• _Data for this task_:
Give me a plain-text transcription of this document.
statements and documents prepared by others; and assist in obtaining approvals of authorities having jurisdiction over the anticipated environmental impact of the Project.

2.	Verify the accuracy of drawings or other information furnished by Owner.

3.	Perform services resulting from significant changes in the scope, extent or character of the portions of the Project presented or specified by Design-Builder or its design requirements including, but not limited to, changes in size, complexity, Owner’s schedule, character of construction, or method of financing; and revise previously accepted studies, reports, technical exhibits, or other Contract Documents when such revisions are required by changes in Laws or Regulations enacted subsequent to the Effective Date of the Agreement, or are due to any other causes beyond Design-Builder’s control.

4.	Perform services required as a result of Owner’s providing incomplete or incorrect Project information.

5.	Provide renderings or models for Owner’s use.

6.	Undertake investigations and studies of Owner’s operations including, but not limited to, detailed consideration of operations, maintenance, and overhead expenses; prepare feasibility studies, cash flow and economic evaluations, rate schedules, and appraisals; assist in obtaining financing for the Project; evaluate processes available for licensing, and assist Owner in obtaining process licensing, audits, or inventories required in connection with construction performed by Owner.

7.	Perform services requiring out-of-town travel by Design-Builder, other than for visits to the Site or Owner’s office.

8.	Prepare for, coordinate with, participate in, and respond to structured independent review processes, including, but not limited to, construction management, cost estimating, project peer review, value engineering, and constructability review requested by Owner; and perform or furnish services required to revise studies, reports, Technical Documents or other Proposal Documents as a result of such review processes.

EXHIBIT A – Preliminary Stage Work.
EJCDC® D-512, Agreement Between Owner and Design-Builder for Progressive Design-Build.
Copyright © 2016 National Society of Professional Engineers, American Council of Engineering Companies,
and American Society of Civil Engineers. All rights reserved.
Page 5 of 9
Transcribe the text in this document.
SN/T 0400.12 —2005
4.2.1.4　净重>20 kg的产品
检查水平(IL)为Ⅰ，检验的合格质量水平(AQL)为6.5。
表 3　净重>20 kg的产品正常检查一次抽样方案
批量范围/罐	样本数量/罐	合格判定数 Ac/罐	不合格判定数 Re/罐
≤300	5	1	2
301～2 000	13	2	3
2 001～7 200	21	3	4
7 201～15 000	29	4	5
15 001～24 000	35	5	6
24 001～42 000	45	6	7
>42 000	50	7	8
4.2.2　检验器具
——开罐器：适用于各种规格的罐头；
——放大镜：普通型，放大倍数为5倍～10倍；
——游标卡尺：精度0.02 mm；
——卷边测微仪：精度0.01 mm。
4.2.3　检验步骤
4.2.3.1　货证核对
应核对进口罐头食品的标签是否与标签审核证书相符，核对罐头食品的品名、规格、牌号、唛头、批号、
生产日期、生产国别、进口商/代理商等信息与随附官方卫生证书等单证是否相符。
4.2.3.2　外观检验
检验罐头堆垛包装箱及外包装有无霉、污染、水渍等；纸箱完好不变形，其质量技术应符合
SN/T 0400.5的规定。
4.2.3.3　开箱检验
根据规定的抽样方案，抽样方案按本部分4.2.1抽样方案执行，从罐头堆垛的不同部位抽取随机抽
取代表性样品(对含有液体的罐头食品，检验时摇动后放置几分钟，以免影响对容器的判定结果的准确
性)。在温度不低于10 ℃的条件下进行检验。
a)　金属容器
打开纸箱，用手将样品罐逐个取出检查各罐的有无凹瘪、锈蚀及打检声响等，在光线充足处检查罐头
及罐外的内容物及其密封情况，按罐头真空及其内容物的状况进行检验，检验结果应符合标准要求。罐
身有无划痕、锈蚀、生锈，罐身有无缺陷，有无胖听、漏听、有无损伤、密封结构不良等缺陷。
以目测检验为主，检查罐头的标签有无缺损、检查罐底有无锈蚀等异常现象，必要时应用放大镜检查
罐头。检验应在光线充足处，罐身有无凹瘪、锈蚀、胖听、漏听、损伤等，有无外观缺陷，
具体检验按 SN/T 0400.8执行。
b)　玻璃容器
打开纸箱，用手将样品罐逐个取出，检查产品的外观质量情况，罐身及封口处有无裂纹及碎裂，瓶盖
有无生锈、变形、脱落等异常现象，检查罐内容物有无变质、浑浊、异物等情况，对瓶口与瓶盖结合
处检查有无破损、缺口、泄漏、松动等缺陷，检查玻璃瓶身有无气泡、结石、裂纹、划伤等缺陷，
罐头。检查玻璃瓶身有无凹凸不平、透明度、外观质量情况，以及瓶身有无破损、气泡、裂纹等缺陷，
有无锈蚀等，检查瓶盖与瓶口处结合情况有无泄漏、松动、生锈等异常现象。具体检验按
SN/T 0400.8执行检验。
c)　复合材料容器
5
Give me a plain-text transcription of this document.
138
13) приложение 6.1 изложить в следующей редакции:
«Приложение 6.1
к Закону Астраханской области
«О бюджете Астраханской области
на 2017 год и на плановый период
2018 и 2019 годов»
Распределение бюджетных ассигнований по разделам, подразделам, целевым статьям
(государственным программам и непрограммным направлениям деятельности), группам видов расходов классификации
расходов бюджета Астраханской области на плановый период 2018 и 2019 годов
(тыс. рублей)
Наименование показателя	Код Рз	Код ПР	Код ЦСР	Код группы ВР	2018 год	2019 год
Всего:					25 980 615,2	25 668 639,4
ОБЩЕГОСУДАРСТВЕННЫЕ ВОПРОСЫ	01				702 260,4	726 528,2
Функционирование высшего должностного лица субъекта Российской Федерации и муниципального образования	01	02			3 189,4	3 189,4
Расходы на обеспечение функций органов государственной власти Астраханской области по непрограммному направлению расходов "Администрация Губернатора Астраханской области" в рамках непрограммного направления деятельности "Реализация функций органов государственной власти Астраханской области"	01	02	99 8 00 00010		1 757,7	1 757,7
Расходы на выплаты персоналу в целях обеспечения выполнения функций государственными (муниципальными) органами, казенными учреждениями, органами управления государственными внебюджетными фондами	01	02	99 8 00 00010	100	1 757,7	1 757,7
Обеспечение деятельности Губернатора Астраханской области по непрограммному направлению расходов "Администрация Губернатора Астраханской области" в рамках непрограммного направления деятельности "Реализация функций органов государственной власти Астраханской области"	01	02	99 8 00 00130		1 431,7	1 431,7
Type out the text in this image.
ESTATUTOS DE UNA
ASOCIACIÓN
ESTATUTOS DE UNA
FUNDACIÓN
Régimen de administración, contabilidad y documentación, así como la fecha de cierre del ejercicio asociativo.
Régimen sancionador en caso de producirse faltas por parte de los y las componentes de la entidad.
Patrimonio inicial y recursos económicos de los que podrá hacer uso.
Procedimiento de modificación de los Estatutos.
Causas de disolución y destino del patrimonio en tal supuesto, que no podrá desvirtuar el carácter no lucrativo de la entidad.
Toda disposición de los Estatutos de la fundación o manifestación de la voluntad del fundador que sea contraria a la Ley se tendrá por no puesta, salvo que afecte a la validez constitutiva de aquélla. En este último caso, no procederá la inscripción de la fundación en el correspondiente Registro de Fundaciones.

• _What you should do_:
Copy each line holding the word "Engineers" from the listing above.

• _Written answer_:
Copyright © 2016 National Society of Professional Engineers, American Council of Engineering Companies,
and American Society of Civil Engineers. All rights reserved.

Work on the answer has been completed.